▶ _EXERCISE DIRECTIONS_: Copy the records below exactly, leaving out every picture.

▶ _Records excerpted from a collection_:
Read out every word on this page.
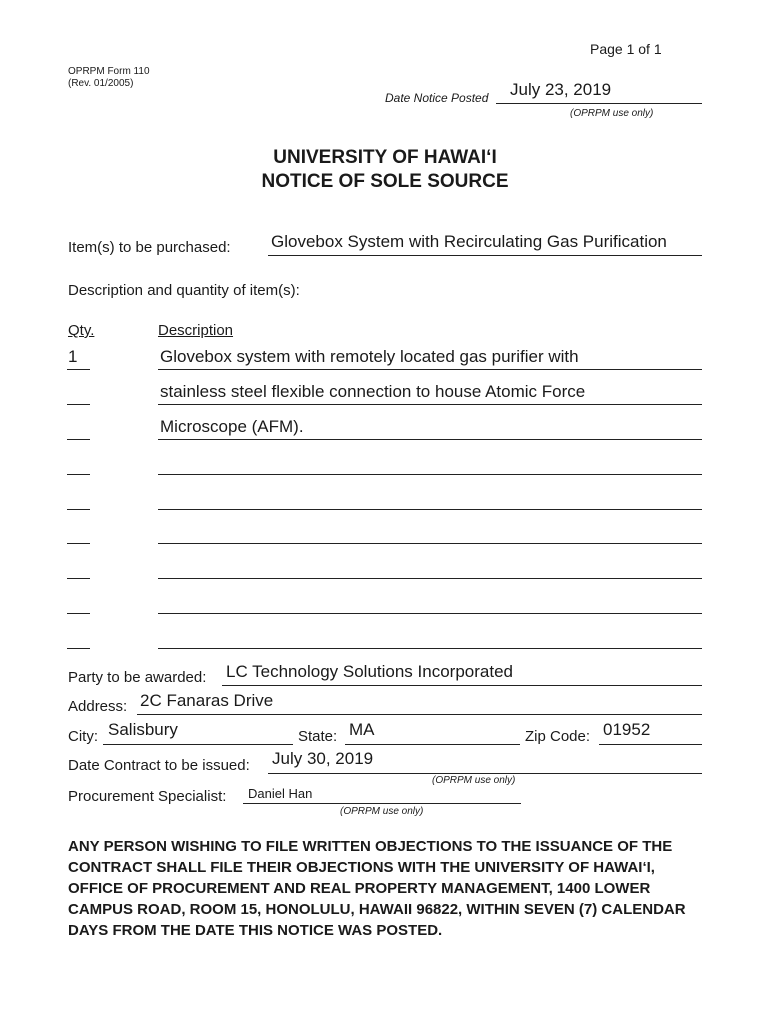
Page 1 of 1
OPRPM Form 110
(Rev. 01/2005)
Date Notice Posted July 23, 2019
(OPRPM use only)
UNIVERSITY OF HAWAI‘I
NOTICE OF SOLE SOURCE
Item(s) to be purchased: Glovebox System with Recirculating Gas Purification
Description and quantity of item(s):
Qty.	Description
1	Glovebox system with remotely located gas purifier with
stainless steel flexible connection to house Atomic Force
Microscope (AFM).
Party to be awarded: LC Technology Solutions Incorporated
Address: 2C Fanaras Drive
City: Salisbury	State: MA	Zip Code: 01952
Date Contract to be issued: July 30, 2019
(OPRPM use only)
Procurement Specialist: Daniel Han
(OPRPM use only)
ANY PERSON WISHING TO FILE WRITTEN OBJECTIONS TO THE ISSUANCE OF THE CONTRACT SHALL FILE THEIR OBJECTIONS WITH THE UNIVERSITY OF HAWAI‘I, OFFICE OF PROCUREMENT AND REAL PROPERTY MANAGEMENT, 1400 LOWER CAMPUS ROAD, ROOM 15, HONOLULU, HAWAII 96822, WITHIN SEVEN (7) CALENDAR DAYS FROM THE DATE THIS NOTICE WAS POSTED.
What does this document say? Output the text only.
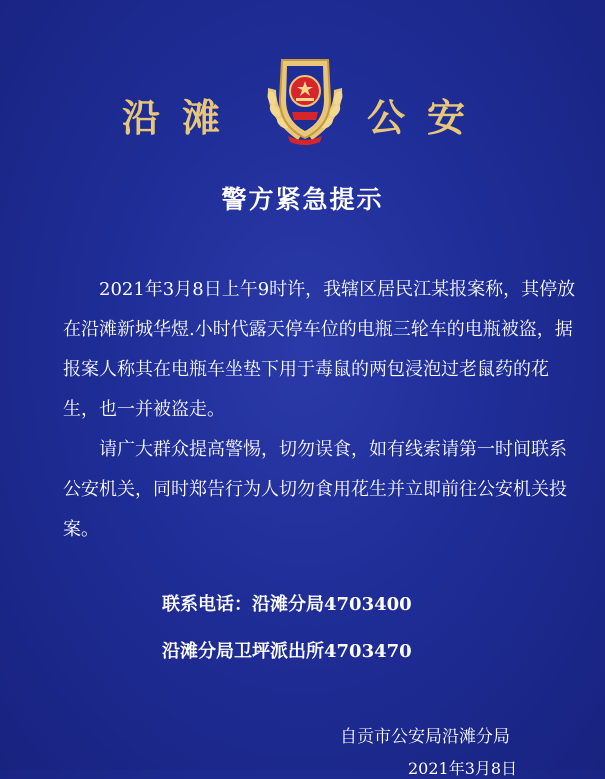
沿滩	公安
警方紧急提示

2021年3月8日上午9时许，我辖区居民江某报案称，其停放在沿滩新城华煜.小时代露天停车位的电瓶三轮车的电瓶被盗，据报案人称其在电瓶车坐垫下用于毒鼠的两包浸泡过老鼠药的花生，也一并被盗走。

请广大群众提高警惕，切勿误食，如有线索请第一时间联系公安机关，同时郑告行为人切勿食用花生并立即前往公安机关投案。

联系电话：沿滩分局4703400
沿滩分局卫坪派出所4703470
自贡市公安局沿滩分局
2021年3月8日
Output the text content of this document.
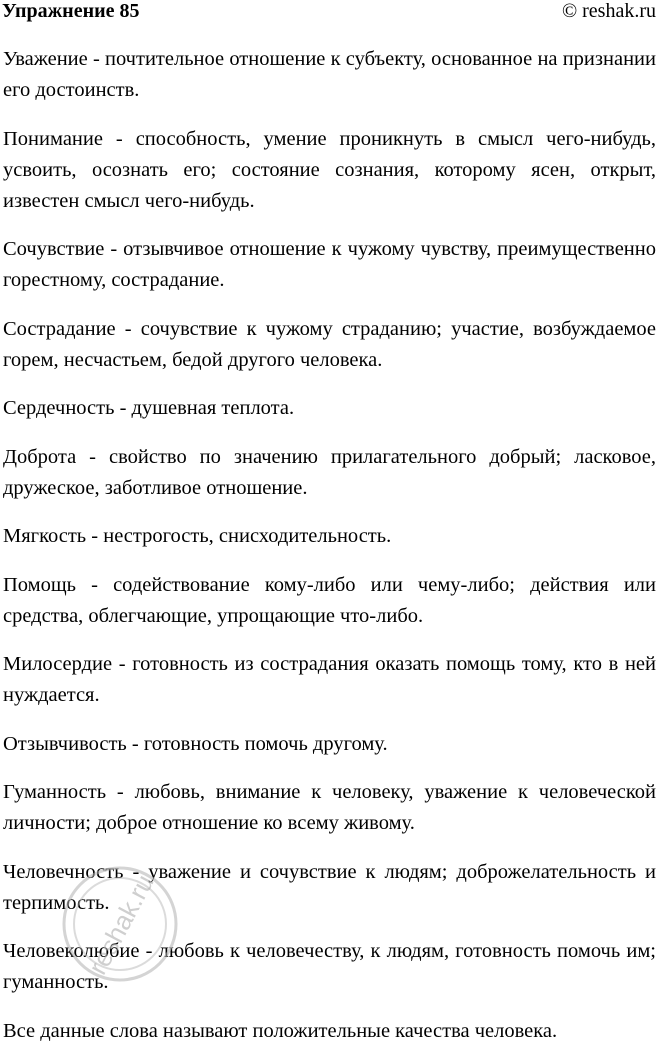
Упражнение 85	© reshak.ru

Уважение - почтительное отношение к субъекту, основанное на признании его достоинств.

Понимание - способность, умение проникнуть в смысл чего-нибудь, усвоить, осознать его; состояние сознания, которому ясен, открыт, известен смысл чего-нибудь.

Сочувствие - отзывчивое отношение к чужому чувству, преимущественно горестному, сострадание.

Сострадание - сочувствие к чужому страданию; участие, возбуждаемое горем, несчастьем, бедой другого человека.

Сердечность - душевная теплота.

Доброта - свойство по значению прилагательного добрый; ласковое, дружеское, заботливое отношение.

Мягкость - нестрогость, снисходительность.

Помощь - содействование кому-либо или чему-либо; действия или средства, облегчающие, упрощающие что-либо.

Милосердие - готовность из сострадания оказать помощь тому, кто в ней нуждается.

Отзывчивость - готовность помочь другому.

Гуманность - любовь, внимание к человеку, уважение к человеческой личности; доброе отношение ко всему живому.

Человечность - уважение и сочувствие к людям; доброжелательность и терпимость.

Человеколюбие - любовь к человечеству, к людям, готовность помочь им; гуманность.

Все данные слова называют положительные качества человека.

reshak.ru
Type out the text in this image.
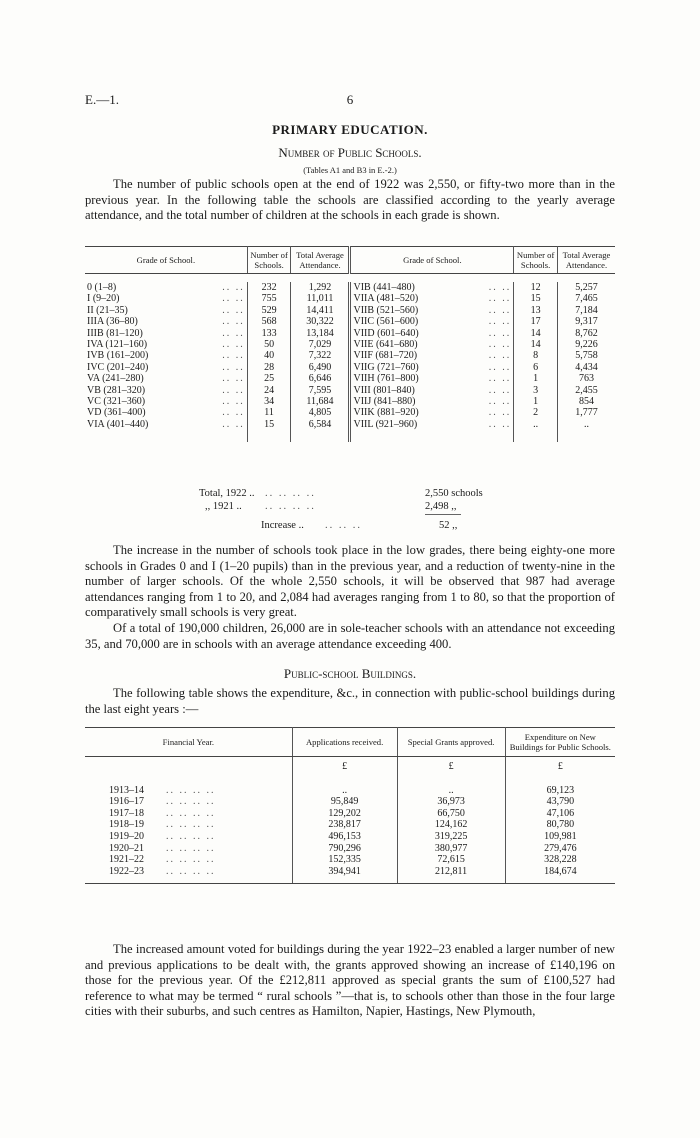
E.—1.	6
PRIMARY EDUCATION.
Number of Public Schools.
(Tables A1 and B3 in E.-2.)

The number of public schools open at the end of 1922 was 2,550, or fifty-two more than in the previous year. In the following table the schools are classified according to the yearly average attendance, and the total number of children at the schools in each grade is shown.

Grade of School.	Number of Schools.	Total Average Attendance.	Grade of School.	Number of Schools.	Total Average Attendance.

0 (1–8) .. ..	232	1,292	VIB (441–480) .. ..	12	5,257
I (9–20) .. ..	755	11,011	VIIA (481–520) .. ..	15	7,465
II (21–35) .. ..	529	14,411	VIIB (521–560) .. ..	13	7,184
IIIA (36–80) .. ..	568	30,322	VIIC (561–600) .. ..	17	9,317
IIIB (81–120) .. ..	133	13,184	VIID (601–640) .. ..	14	8,762
IVA (121–160) .. ..	50	7,029	VIIE (641–680) .. ..	14	9,226
IVB (161–200) .. ..	40	7,322	VIIF (681–720) .. ..	8	5,758
IVC (201–240) .. ..	28	6,490	VIIG (721–760) .. ..	6	4,434
VA (241–280) .. ..	25	6,646	VIIH (761–800) .. ..	1	763
VB (281–320) .. ..	24	7,595	VIII (801–840) .. ..	3	2,455
VC (321–360) .. ..	34	11,684	VIIJ (841–880) .. ..	1	854
VD (361–400) .. ..	11	4,805	VIIK (881–920) .. ..	2	1,777
VIA (401–440) .. ..	15	6,584	VIIL (921–960) .. ..	..	..

Total, 1922 .. .. .. .. ..	2,550 schools
,, 1921 .. .. .. .. ..	2,498 ,,
Increase .. .. .. ..	52 ,,

The increase in the number of schools took place in the low grades, there being eighty-one more schools in Grades 0 and I (1–20 pupils) than in the previous year, and a reduction of twenty-nine in the number of larger schools. Of the whole 2,550 schools, it will be observed that 987 had average attendances ranging from 1 to 20, and 2,084 had averages ranging from 1 to 80, so that the proportion of comparatively small schools is very great.

Of a total of 190,000 children, 26,000 are in sole-teacher schools with an attendance not exceeding 35, and 70,000 are in schools with an average attendance exceeding 400.

Public-school Buildings.

The following table shows the expenditure, &c., in connection with public-school buildings during the last eight years :—

Financial Year.	Applications received.	Special Grants approved.	Expenditure on New Buildings for Public Schools.
	£	£	£

1913–14 .. .. .. ..	..	..	69,123
1916–17 .. .. .. ..	95,849	36,973	43,790
1917–18 .. .. .. ..	129,202	66,750	47,106
1918–19 .. .. .. ..	238,817	124,162	80,780
1919–20 .. .. .. ..	496,153	319,225	109,981
1920–21 .. .. .. ..	790,296	380,977	279,476
1921–22 .. .. .. ..	152,335	72,615	328,228
1922–23 .. .. .. ..	394,941	212,811	184,674

The increased amount voted for buildings during the year 1922–23 enabled a larger number of new and previous applications to be dealt with, the grants approved showing an increase of £140,196 on those for the previous year. Of the £212,811 approved as special grants the sum of £100,527 had reference to what may be termed “ rural schools ”—that is, to schools other than those in the four large cities with their suburbs, and such centres as Hamilton, Napier, Hastings, New Plymouth,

▶ _RESPONSE TO THIS EXERCISE_:
Read out every word on this page.
Page 1 of 1
OPRPM Form 110
(Rev. 01/2005)
Date Notice Posted July 23, 2019
(OPRPM use only)
UNIVERSITY OF HAWAI‘I
NOTICE OF SOLE SOURCE
Item(s) to be purchased: Glovebox System with Recirculating Gas Purification
Description and quantity of item(s):
Qty.	Description
1	Glovebox system with remotely located gas purifier with
stainless steel flexible connection to house Atomic Force
Microscope (AFM).
Party to be awarded: LC Technology Solutions Incorporated
Address: 2C Fanaras Drive
City: Salisbury	State: MA	Zip Code: 01952
Date Contract to be issued: July 30, 2019
(OPRPM use only)
Procurement Specialist: Daniel Han
(OPRPM use only)
ANY PERSON WISHING TO FILE WRITTEN OBJECTIONS TO THE ISSUANCE OF THE CONTRACT SHALL FILE THEIR OBJECTIONS WITH THE UNIVERSITY OF HAWAI‘I, OFFICE OF PROCUREMENT AND REAL PROPERTY MANAGEMENT, 1400 LOWER CAMPUS ROAD, ROOM 15, HONOLULU, HAWAII 96822, WITHIN SEVEN (7) CALENDAR DAYS FROM THE DATE THIS NOTICE WAS POSTED.
What does this document say? Output the text only.
沿滩	公安
警方紧急提示

2021年3月8日上午9时许，我辖区居民江某报案称，其停放在沿滩新城华煜.小时代露天停车位的电瓶三轮车的电瓶被盗，据报案人称其在电瓶车坐垫下用于毒鼠的两包浸泡过老鼠药的花生，也一并被盗走。

请广大群众提高警惕，切勿误食，如有线索请第一时间联系公安机关，同时郑告行为人切勿食用花生并立即前往公安机关投案。

联系电话：沿滩分局4703400
沿滩分局卫坪派出所4703470
自贡市公安局沿滩分局
2021年3月8日
Output the text content of this document.
Упражнение 85	© reshak.ru

Уважение - почтительное отношение к субъекту, основанное на признании его достоинств.

Понимание - способность, умение проникнуть в смысл чего-нибудь, усвоить, осознать его; состояние сознания, которому ясен, открыт, известен смысл чего-нибудь.

Сочувствие - отзывчивое отношение к чужому чувству, преимущественно горестному, сострадание.

Сострадание - сочувствие к чужому страданию; участие, возбуждаемое горем, несчастьем, бедой другого человека.

Сердечность - душевная теплота.

Доброта - свойство по значению прилагательного добрый; ласковое, дружеское, заботливое отношение.

Мягкость - нестрогость, снисходительность.

Помощь - содействование кому-либо или чему-либо; действия или средства, облегчающие, упрощающие что-либо.

Милосердие - готовность из сострадания оказать помощь тому, кто в ней нуждается.

Отзывчивость - готовность помочь другому.

Гуманность - любовь, внимание к человеку, уважение к человеческой личности; доброе отношение ко всему живому.

Человечность - уважение и сочувствие к людям; доброжелательность и терпимость.

Человеколюбие - любовь к человечеству, к людям, готовность помочь им; гуманность.

Все данные слова называют положительные качества человека.

reshak.ru
Type out the text in this image.
E.—1.	6
PRIMARY EDUCATION.
Number of Public Schools.
(Tables A1 and B3 in E.-2.)

The number of public schools open at the end of 1922 was 2,550, or fifty-two more than in the previous year. In the following table the schools are classified according to the yearly average attendance, and the total number of children at the schools in each grade is shown.

Grade of School.	Number of Schools.	Total Average Attendance.	Grade of School.	Number of Schools.	Total Average Attendance.

0 (1–8) .. ..	232	1,292	VIB (441–480) .. ..	12	5,257
I (9–20) .. ..	755	11,011	VIIA (481–520) .. ..	15	7,465
II (21–35) .. ..	529	14,411	VIIB (521–560) .. ..	13	7,184
IIIA (36–80) .. ..	568	30,322	VIIC (561–600) .. ..	17	9,317
IIIB (81–120) .. ..	133	13,184	VIID (601–640) .. ..	14	8,762
IVA (121–160) .. ..	50	7,029	VIIE (641–680) .. ..	14	9,226
IVB (161–200) .. ..	40	7,322	VIIF (681–720) .. ..	8	5,758
IVC (201–240) .. ..	28	6,490	VIIG (721–760) .. ..	6	4,434
VA (241–280) .. ..	25	6,646	VIIH (761–800) .. ..	1	763
VB (281–320) .. ..	24	7,595	VIII (801–840) .. ..	3	2,455
VC (321–360) .. ..	34	11,684	VIIJ (841–880) .. ..	1	854
VD (361–400) .. ..	11	4,805	VIIK (881–920) .. ..	2	1,777
VIA (401–440) .. ..	15	6,584	VIIL (921–960) .. ..	..	..

Total, 1922 .. .. .. .. ..	2,550 schools
,, 1921 .. .. .. .. ..	2,498 ,,
Increase .. .. .. ..	52 ,,

The increase in the number of schools took place in the low grades, there being eighty-one more schools in Grades 0 and I (1–20 pupils) than in the previous year, and a reduction of twenty-nine in the number of larger schools. Of the whole 2,550 schools, it will be observed that 987 had average attendances ranging from 1 to 20, and 2,084 had averages ranging from 1 to 80, so that the proportion of comparatively small schools is very great.

Of a total of 190,000 children, 26,000 are in sole-teacher schools with an attendance not exceeding 35, and 70,000 are in schools with an average attendance exceeding 400.

Public-school Buildings.

The following table shows the expenditure, &c., in connection with public-school buildings during the last eight years :—

Financial Year.	Applications received.	Special Grants approved.	Expenditure on New Buildings for Public Schools.
	£	£	£

1913–14 .. .. .. ..	..	..	69,123
1916–17 .. .. .. ..	95,849	36,973	43,790
1917–18 .. .. .. ..	129,202	66,750	47,106
1918–19 .. .. .. ..	238,817	124,162	80,780
1919–20 .. .. .. ..	496,153	319,225	109,981
1920–21 .. .. .. ..	790,296	380,977	279,476
1921–22 .. .. .. ..	152,335	72,615	328,228
1922–23 .. .. .. ..	394,941	212,811	184,674

The increased amount voted for buildings during the year 1922–23 enabled a larger number of new and previous applications to be dealt with, the grants approved showing an increase of £140,196 on those for the previous year. Of the £212,811 approved as special grants the sum of £100,527 had reference to what may be termed “ rural schools ”—that is, to schools other than those in the four large cities with their suburbs, and such centres as Hamilton, Napier, Hastings, New Plymouth,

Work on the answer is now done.